Required task: Copy each line exactly.
◆ ◆ ◆ ◆
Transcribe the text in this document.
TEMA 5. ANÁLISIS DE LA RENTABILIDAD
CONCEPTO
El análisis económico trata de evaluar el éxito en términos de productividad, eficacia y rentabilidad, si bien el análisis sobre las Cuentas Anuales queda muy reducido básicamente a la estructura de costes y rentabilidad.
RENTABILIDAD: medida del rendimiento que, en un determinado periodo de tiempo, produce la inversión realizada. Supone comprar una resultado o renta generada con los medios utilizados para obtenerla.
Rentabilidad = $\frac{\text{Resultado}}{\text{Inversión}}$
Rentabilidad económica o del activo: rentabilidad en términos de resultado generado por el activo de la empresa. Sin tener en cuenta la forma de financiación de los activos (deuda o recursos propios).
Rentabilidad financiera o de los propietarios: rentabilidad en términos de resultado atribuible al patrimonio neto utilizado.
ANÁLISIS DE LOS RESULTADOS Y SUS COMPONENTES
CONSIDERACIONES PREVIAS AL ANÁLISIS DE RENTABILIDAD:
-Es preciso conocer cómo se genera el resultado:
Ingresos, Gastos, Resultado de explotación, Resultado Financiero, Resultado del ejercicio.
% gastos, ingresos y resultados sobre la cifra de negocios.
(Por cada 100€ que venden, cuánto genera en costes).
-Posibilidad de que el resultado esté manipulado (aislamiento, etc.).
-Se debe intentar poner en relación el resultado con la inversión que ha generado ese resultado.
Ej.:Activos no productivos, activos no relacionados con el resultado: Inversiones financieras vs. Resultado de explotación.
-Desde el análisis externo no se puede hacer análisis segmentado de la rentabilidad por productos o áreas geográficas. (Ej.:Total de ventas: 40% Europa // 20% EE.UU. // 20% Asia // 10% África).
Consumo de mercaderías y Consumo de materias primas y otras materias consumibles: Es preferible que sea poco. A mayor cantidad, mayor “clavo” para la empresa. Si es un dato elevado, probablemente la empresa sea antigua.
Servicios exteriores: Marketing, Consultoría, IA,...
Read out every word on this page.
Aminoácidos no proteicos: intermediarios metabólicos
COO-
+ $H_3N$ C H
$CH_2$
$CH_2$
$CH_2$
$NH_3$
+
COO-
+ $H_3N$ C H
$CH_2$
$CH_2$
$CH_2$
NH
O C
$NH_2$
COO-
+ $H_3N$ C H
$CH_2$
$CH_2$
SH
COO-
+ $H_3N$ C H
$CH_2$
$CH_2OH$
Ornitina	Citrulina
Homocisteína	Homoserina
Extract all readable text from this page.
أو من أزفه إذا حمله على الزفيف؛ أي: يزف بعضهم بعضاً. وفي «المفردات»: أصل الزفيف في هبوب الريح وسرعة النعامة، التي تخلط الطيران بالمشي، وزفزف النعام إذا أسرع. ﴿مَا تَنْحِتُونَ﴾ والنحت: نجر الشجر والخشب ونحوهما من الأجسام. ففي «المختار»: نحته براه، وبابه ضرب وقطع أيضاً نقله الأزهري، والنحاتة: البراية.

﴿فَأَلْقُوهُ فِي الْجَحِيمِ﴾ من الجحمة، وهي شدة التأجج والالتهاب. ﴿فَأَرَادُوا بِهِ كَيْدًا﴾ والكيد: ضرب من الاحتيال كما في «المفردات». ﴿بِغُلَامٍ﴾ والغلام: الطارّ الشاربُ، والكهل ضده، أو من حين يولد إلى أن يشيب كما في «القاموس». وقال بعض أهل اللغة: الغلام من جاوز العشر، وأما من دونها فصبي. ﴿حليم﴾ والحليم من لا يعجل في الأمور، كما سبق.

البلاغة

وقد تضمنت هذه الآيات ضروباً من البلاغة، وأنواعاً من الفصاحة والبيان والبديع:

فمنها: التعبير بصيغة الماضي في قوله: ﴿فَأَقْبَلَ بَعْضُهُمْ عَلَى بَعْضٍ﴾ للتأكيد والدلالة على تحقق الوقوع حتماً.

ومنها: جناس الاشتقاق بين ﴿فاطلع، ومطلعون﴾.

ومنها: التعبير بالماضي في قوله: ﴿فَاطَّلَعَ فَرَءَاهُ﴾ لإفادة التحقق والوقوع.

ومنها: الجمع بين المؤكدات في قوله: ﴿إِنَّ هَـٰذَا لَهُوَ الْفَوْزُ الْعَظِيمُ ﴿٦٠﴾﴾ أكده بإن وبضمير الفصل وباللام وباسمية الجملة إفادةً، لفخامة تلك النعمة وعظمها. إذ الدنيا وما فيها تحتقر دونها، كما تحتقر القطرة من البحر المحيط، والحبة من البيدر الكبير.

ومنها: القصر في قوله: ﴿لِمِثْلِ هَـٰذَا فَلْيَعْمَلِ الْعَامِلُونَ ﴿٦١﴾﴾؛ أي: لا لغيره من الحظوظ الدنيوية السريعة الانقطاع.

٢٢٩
◆ ◆ ◆ ◆
Result of this task:
Transcribe the text in this document.
TEMA 5. ANÁLISIS DE LA RENTABILIDAD
CONCEPTO
El análisis económico trata de evaluar el éxito en términos de productividad, eficacia y rentabilidad, si bien el análisis sobre las Cuentas Anuales queda muy reducido básicamente a la estructura de costes y rentabilidad.
RENTABILIDAD: medida del rendimiento que, en un determinado periodo de tiempo, produce la inversión realizada. Supone comprar una resultado o renta generada con los medios utilizados para obtenerla.
Rentabilidad = $\frac{\text{Resultado}}{\text{Inversión}}$
Rentabilidad económica o del activo: rentabilidad en términos de resultado generado por el activo de la empresa. Sin tener en cuenta la forma de financiación de los activos (deuda o recursos propios).
Rentabilidad financiera o de los propietarios: rentabilidad en términos de resultado atribuible al patrimonio neto utilizado.
ANÁLISIS DE LOS RESULTADOS Y SUS COMPONENTES
CONSIDERACIONES PREVIAS AL ANÁLISIS DE RENTABILIDAD:
-Es preciso conocer cómo se genera el resultado:
Ingresos, Gastos, Resultado de explotación, Resultado Financiero, Resultado del ejercicio.
% gastos, ingresos y resultados sobre la cifra de negocios.
(Por cada 100€ que venden, cuánto genera en costes).
-Posibilidad de que el resultado esté manipulado (aislamiento, etc.).
-Se debe intentar poner en relación el resultado con la inversión que ha generado ese resultado.
Ej.:Activos no productivos, activos no relacionados con el resultado: Inversiones financieras vs. Resultado de explotación.
-Desde el análisis externo no se puede hacer análisis segmentado de la rentabilidad por productos o áreas geográficas. (Ej.:Total de ventas: 40% Europa // 20% EE.UU. // 20% Asia // 10% África).
Consumo de mercaderías y Consumo de materias primas y otras materias consumibles: Es preferible que sea poco. A mayor cantidad, mayor “clavo” para la empresa. Si es un dato elevado, probablemente la empresa sea antigua.
Servicios exteriores: Marketing, Consultoría, IA,...
Read out every word on this page.
Aminoácidos no proteicos: intermediarios metabólicos
COO-
+ $H_3N$ C H
$CH_2$
$CH_2$
$CH_2$
$NH_3$
+
COO-
+ $H_3N$ C H
$CH_2$
$CH_2$
$CH_2$
NH
O C
$NH_2$
COO-
+ $H_3N$ C H
$CH_2$
$CH_2$
SH
COO-
+ $H_3N$ C H
$CH_2$
$CH_2OH$
Ornitina	Citrulina
Homocisteína	Homoserina
Extract all readable text from this page.
أو من أزفه إذا حمله على الزفيف؛ أي: يزف بعضهم بعضاً. وفي «المفردات»: أصل الزفيف في هبوب الريح وسرعة النعامة، التي تخلط الطيران بالمشي، وزفزف النعام إذا أسرع. ﴿مَا تَنْحِتُونَ﴾ والنحت: نجر الشجر والخشب ونحوهما من الأجسام. ففي «المختار»: نحته براه، وبابه ضرب وقطع أيضاً نقله الأزهري، والنحاتة: البراية.

﴿فَأَلْقُوهُ فِي الْجَحِيمِ﴾ من الجحمة، وهي شدة التأجج والالتهاب. ﴿فَأَرَادُوا بِهِ كَيْدًا﴾ والكيد: ضرب من الاحتيال كما في «المفردات». ﴿بِغُلَامٍ﴾ والغلام: الطارّ الشاربُ، والكهل ضده، أو من حين يولد إلى أن يشيب كما في «القاموس». وقال بعض أهل اللغة: الغلام من جاوز العشر، وأما من دونها فصبي. ﴿حليم﴾ والحليم من لا يعجل في الأمور، كما سبق.

البلاغة

وقد تضمنت هذه الآيات ضروباً من البلاغة، وأنواعاً من الفصاحة والبيان والبديع:

فمنها: التعبير بصيغة الماضي في قوله: ﴿فَأَقْبَلَ بَعْضُهُمْ عَلَى بَعْضٍ﴾ للتأكيد والدلالة على تحقق الوقوع حتماً.

ومنها: جناس الاشتقاق بين ﴿فاطلع، ومطلعون﴾.

ومنها: التعبير بالماضي في قوله: ﴿فَاطَّلَعَ فَرَءَاهُ﴾ لإفادة التحقق والوقوع.

ومنها: الجمع بين المؤكدات في قوله: ﴿إِنَّ هَـٰذَا لَهُوَ الْفَوْزُ الْعَظِيمُ ﴿٦٠﴾﴾ أكده بإن وبضمير الفصل وباللام وباسمية الجملة إفادةً، لفخامة تلك النعمة وعظمها. إذ الدنيا وما فيها تحتقر دونها، كما تحتقر القطرة من البحر المحيط، والحبة من البيدر الكبير.

ومنها: القصر في قوله: ﴿لِمِثْلِ هَـٰذَا فَلْيَعْمَلِ الْعَامِلُونَ ﴿٦١﴾﴾؛ أي: لا لغيره من الحظوظ الدنيوية السريعة الانقطاع.

٢٢٩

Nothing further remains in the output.